> [Task instructions] Starting with the line that includes "Give me the", write out every remaining line of the records below exactly as it appears, leaving out any images.

Extracted data entries:
########

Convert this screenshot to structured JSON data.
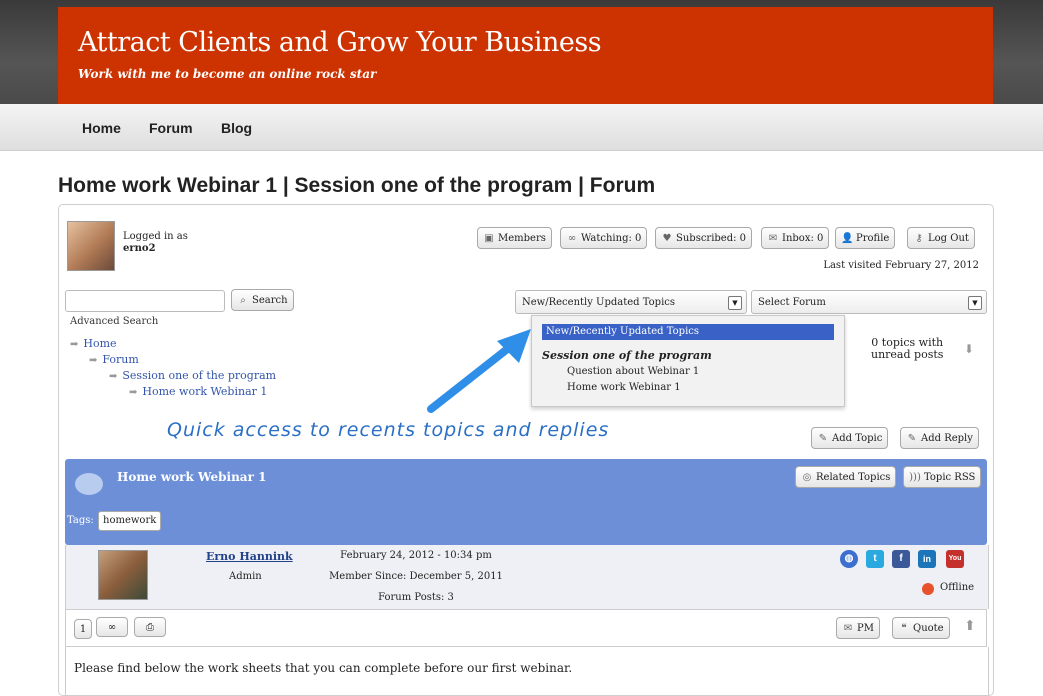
{
  "site": {
    "title": "Attract Clients and Grow Your Business",
    "tagline": "Work with me to become an online rock star"
  },
  "nav": [
    "Home",
    "Forum",
    "Blog"
  ],
  "page_title": "Home work Webinar 1 | Session one of the program | Forum",
  "user": {
    "logged_in_label": "Logged in as",
    "username": "erno2",
    "last_visited": "Last visited February 27, 2012"
  },
  "toolbar": {
    "members": "Members",
    "watching": "Watching: 0",
    "subscribed": "Subscribed: 0",
    "inbox": "Inbox: 0",
    "profile": "Profile",
    "logout": "Log Out"
  },
  "search": {
    "button": "Search",
    "advanced": "Advanced Search",
    "placeholder": ""
  },
  "selects": {
    "topics": "New/Recently Updated Topics",
    "forum": "Select Forum"
  },
  "dropdown": {
    "selected": "New/Recently Updated Topics",
    "group": "Session one of the program",
    "options": [
      "Question about Webinar 1",
      "Home work Webinar 1"
    ]
  },
  "breadcrumbs": [
    "Home",
    "Forum",
    "Session one of the program",
    "Home work Webinar 1"
  ],
  "unread": {
    "line1": "0 topics with",
    "line2": "unread posts"
  },
  "annotation": "Quick access to recents topics and replies",
  "actions": {
    "add_topic": "Add Topic",
    "add_reply": "Add Reply",
    "related": "Related Topics",
    "rss": "Topic RSS"
  },
  "topic": {
    "title": "Home work Webinar 1",
    "tags_label": "Tags:",
    "tag": "homework"
  },
  "post": {
    "author": "Erno Hannink",
    "role": "Admin",
    "date": "February 24, 2012 - 10:34 pm",
    "member_since": "Member Since: December 5, 2011",
    "posts": "Forum Posts: 3",
    "status": "Offline",
    "number": "1",
    "pm": "PM",
    "quote": "Quote",
    "body": "Please find below the work sheets that you can complete before our first webinar."
  },
  "colors": {
    "header": "#cc3300",
    "topic_bar": "#6d8fd8",
    "dropdown_selected": "#3a62c6",
    "annotation": "#2a6fc5"
  }
}
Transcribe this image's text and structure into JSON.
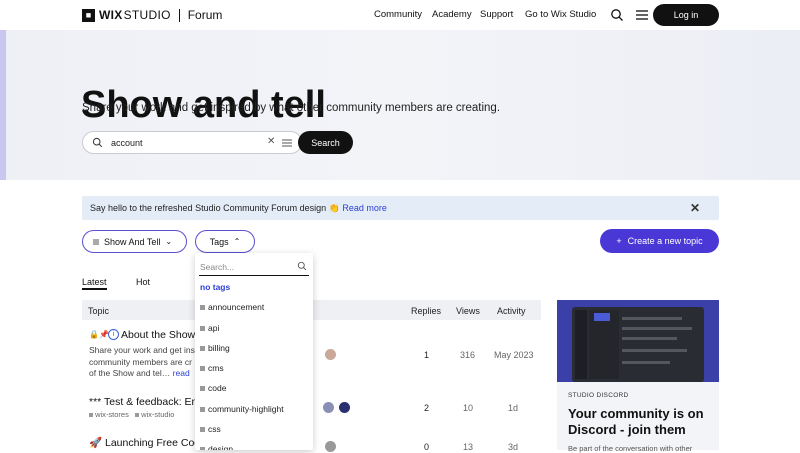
{
  "header": {
    "logo_brand": "WIX",
    "logo_studio": "STUDIO",
    "logo_forum": "Forum",
    "nav": [
      "Community",
      "Academy",
      "Support",
      "Go to Wix Studio"
    ],
    "login": "Log in"
  },
  "hero": {
    "title": "Show and tell",
    "subtitle": "Share your work and get inspired by what other community members are creating.",
    "search_value": "account",
    "search_button": "Search"
  },
  "banner": {
    "text": "Say hello to the refreshed Studio Community Forum design 👏",
    "link": "Read more"
  },
  "filters": {
    "category": "Show And Tell",
    "tags": "Tags",
    "create": "Create a new topic"
  },
  "tabs": [
    "Latest",
    "Hot"
  ],
  "table": {
    "headers": [
      "Topic",
      "Replies",
      "Views",
      "Activity"
    ],
    "rows": [
      {
        "title": "About the Show",
        "excerpt": "Share your work and get ins community members are cr of the Show and tel…",
        "read": "read",
        "replies": "1",
        "views": "316",
        "activity": "May 2023"
      },
      {
        "title": "*** Test & feedback: Eme",
        "tags": [
          "wix-stores",
          "wix-studio"
        ],
        "replies": "2",
        "views": "10",
        "activity": "1d"
      },
      {
        "title": "🚀 Launching Free Code",
        "replies": "0",
        "views": "13",
        "activity": "3d"
      }
    ]
  },
  "dropdown": {
    "placeholder": "Search...",
    "items": [
      "no tags",
      "announcement",
      "api",
      "billing",
      "cms",
      "code",
      "community-highlight",
      "css",
      "design"
    ]
  },
  "side": {
    "eyebrow": "STUDIO DISCORD",
    "title": "Your community is on Discord - join them",
    "body": "Be part of the conversation with other"
  }
}
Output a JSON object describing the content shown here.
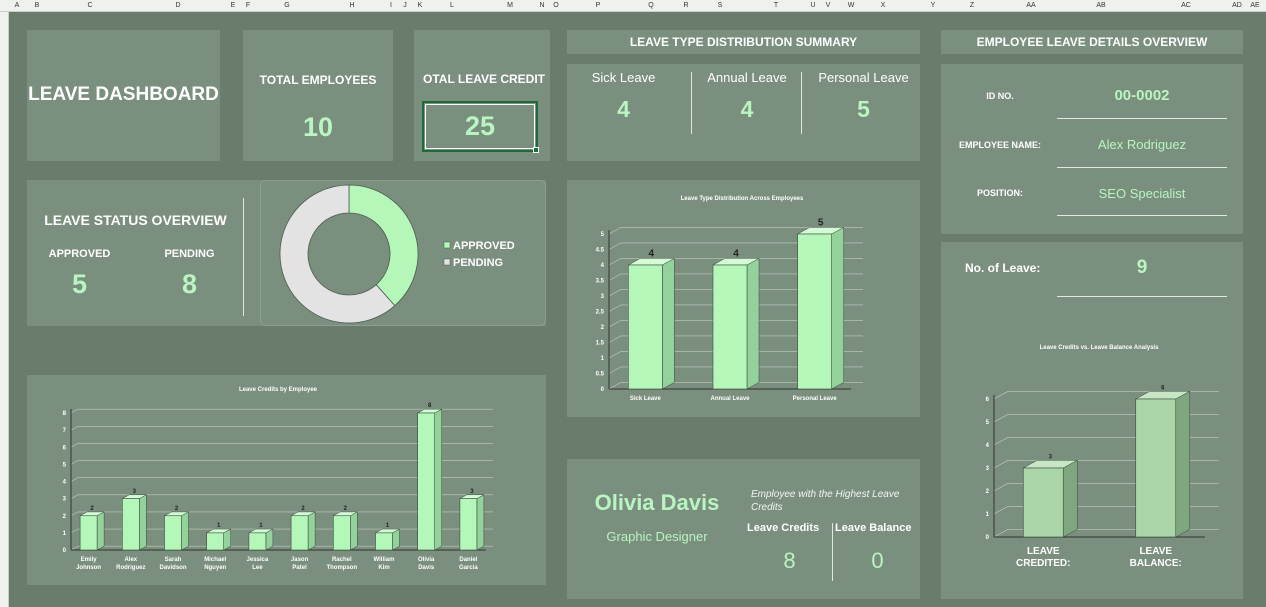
{
  "column_headers": [
    "A",
    "B",
    "C",
    "D",
    "E",
    "F",
    "G",
    "H",
    "I",
    "J",
    "K",
    "L",
    "M",
    "N",
    "O",
    "P",
    "Q",
    "R",
    "S",
    "T",
    "U",
    "V",
    "W",
    "X",
    "Y",
    "Z",
    "AA",
    "AB",
    "AC",
    "AD",
    "AE"
  ],
  "title": "LEAVE DASHBOARD",
  "total_employees": {
    "label": "TOTAL EMPLOYEES",
    "value": "10"
  },
  "total_leave_credit": {
    "label": "OTAL LEAVE CREDIT",
    "value": "25"
  },
  "leave_type_summary": {
    "header": "LEAVE TYPE DISTRIBUTION SUMMARY",
    "items": [
      {
        "label": "Sick Leave",
        "value": "4"
      },
      {
        "label": "Annual Leave",
        "value": "4"
      },
      {
        "label": "Personal Leave",
        "value": "5"
      }
    ]
  },
  "employee_details": {
    "header": "EMPLOYEE LEAVE DETAILS OVERVIEW",
    "id_label": "ID NO.",
    "id_value": "00-0002",
    "name_label": "EMPLOYEE NAME:",
    "name_value": "Alex Rodriguez",
    "position_label": "POSITION:",
    "position_value": "SEO Specialist"
  },
  "leave_status": {
    "title": "LEAVE STATUS OVERVIEW",
    "approved_label": "APPROVED",
    "approved_value": "5",
    "pending_label": "PENDING",
    "pending_value": "8"
  },
  "no_of_leave": {
    "label": "No. of Leave:",
    "value": "9"
  },
  "top_employee": {
    "name": "Olivia Davis",
    "role": "Graphic Designer",
    "caption": "Employee with the Highest Leave Credits",
    "credits_label": "Leave Credits",
    "balance_label": "Leave Balance",
    "credits_value": "8",
    "balance_value": "0"
  },
  "colors": {
    "accent": "#b8f5c0",
    "panel": "#7b8f7e",
    "background": "#6a7d6d",
    "bar": "#b4f7b9",
    "pending": "#e3e3e3"
  },
  "chart_data": [
    {
      "id": "status_donut",
      "type": "pie",
      "title": "",
      "categories": [
        "APPROVED",
        "PENDING"
      ],
      "values": [
        5,
        8
      ],
      "legend": "right"
    },
    {
      "id": "leave_type",
      "type": "bar",
      "title": "Leave Type Distribution Across Employees",
      "categories": [
        "Sick Leave",
        "Annual Leave",
        "Personal Leave"
      ],
      "values": [
        4,
        4,
        5
      ],
      "ylim": [
        0,
        5
      ],
      "yticks": [
        "0",
        "0.5",
        "1",
        "1.5",
        "2",
        "2.5",
        "3",
        "3.5",
        "4",
        "4.5",
        "5"
      ],
      "grid": true
    },
    {
      "id": "credits_by_employee",
      "type": "bar",
      "title": "Leave Credits by Employee",
      "categories": [
        "Emily Johnson",
        "Alex Rodriguez",
        "Sarah Davidson",
        "Michael Nguyen",
        "Jessica Lee",
        "Jason Patel",
        "Rachel Thompson",
        "William Kim",
        "Olivia Davis",
        "Daniel Garcia"
      ],
      "values": [
        2,
        3,
        2,
        1,
        1,
        2,
        2,
        1,
        8,
        3
      ],
      "ylim": [
        0,
        8
      ],
      "yticks": [
        "0",
        "1",
        "2",
        "3",
        "4",
        "5",
        "6",
        "7",
        "8"
      ],
      "grid": true
    },
    {
      "id": "credits_vs_balance",
      "type": "bar",
      "title": "Leave Credits vs. Leave Balance Analysis",
      "categories": [
        "LEAVE CREDITED:",
        "LEAVE BALANCE:"
      ],
      "values": [
        3,
        6
      ],
      "ylim": [
        0,
        6
      ],
      "yticks": [
        "0",
        "1",
        "2",
        "3",
        "4",
        "5",
        "6"
      ],
      "grid": true
    }
  ]
}
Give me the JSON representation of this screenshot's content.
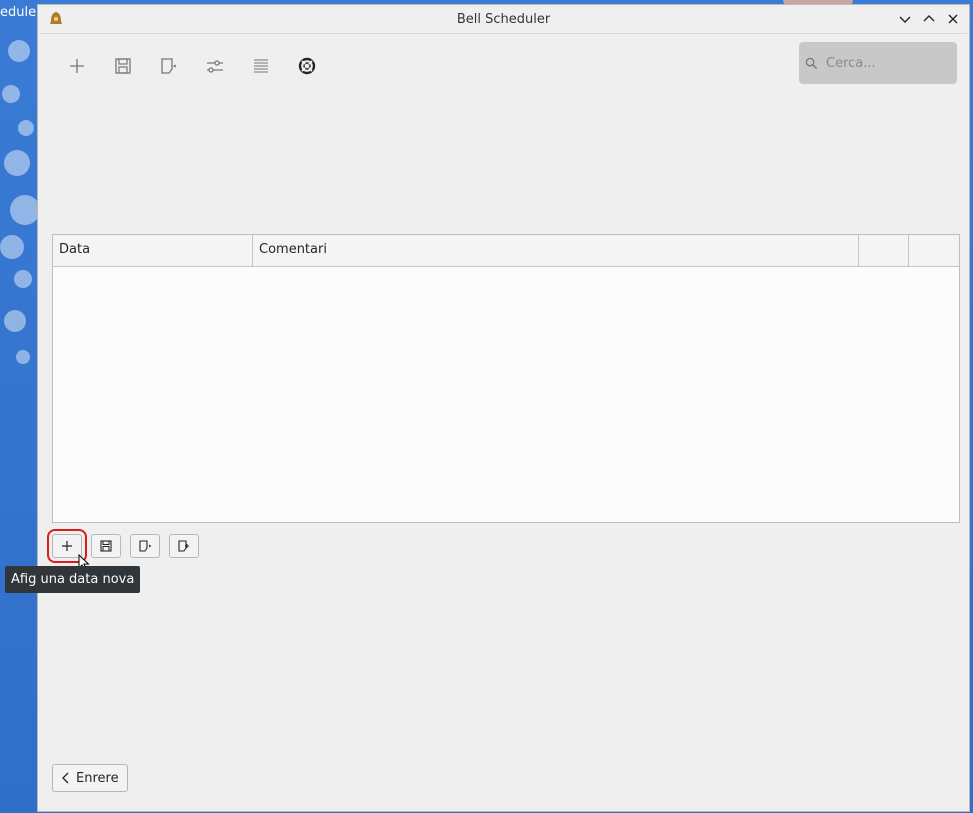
{
  "desktop": {
    "partial_label": "eduler"
  },
  "window": {
    "title": "Bell Scheduler",
    "controls": [
      "chevron-down-icon",
      "chevron-up-icon",
      "close-icon"
    ]
  },
  "toolbar": {
    "buttons": [
      "plus-icon",
      "save-icon",
      "export-icon",
      "settings-sliders-icon",
      "list-icon",
      "help-lifebuoy-icon"
    ]
  },
  "search": {
    "placeholder": "Cerca..."
  },
  "table": {
    "headers": [
      "Data",
      "Comentari",
      "",
      ""
    ],
    "rows": []
  },
  "bottom_buttons": [
    "add-icon",
    "save-icon",
    "export-icon",
    "import-icon"
  ],
  "tooltip": {
    "text": "Afig una data nova"
  },
  "back_button": {
    "label": "Enrere"
  },
  "colors": {
    "highlight": "#e01b1b",
    "tooltip_bg": "#31363b",
    "window_bg": "#efefef",
    "search_bg": "#c8c8c8"
  }
}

########

> [Result below]
Give me the JSON representation of this screenshot's content.
{
  "desktop": {
    "partial_label": "eduler"
  },
  "window": {
    "title": "Bell Scheduler",
    "controls": [
      "chevron-down-icon",
      "chevron-up-icon",
      "close-icon"
    ]
  },
  "toolbar": {
    "buttons": [
      "plus-icon",
      "save-icon",
      "export-icon",
      "settings-sliders-icon",
      "list-icon",
      "help-lifebuoy-icon"
    ]
  },
  "search": {
    "placeholder": "Cerca..."
  },
  "table": {
    "headers": [
      "Data",
      "Comentari",
      "",
      ""
    ],
    "rows": []
  },
  "bottom_buttons": [
    "add-icon",
    "save-icon",
    "export-icon",
    "import-icon"
  ],
  "tooltip": {
    "text": "Afig una data nova"
  },
  "back_button": {
    "label": "Enrere"
  },
  "colors": {
    "highlight": "#e01b1b",
    "tooltip_bg": "#31363b",
    "window_bg": "#efefef",
    "search_bg": "#c8c8c8"
  }
}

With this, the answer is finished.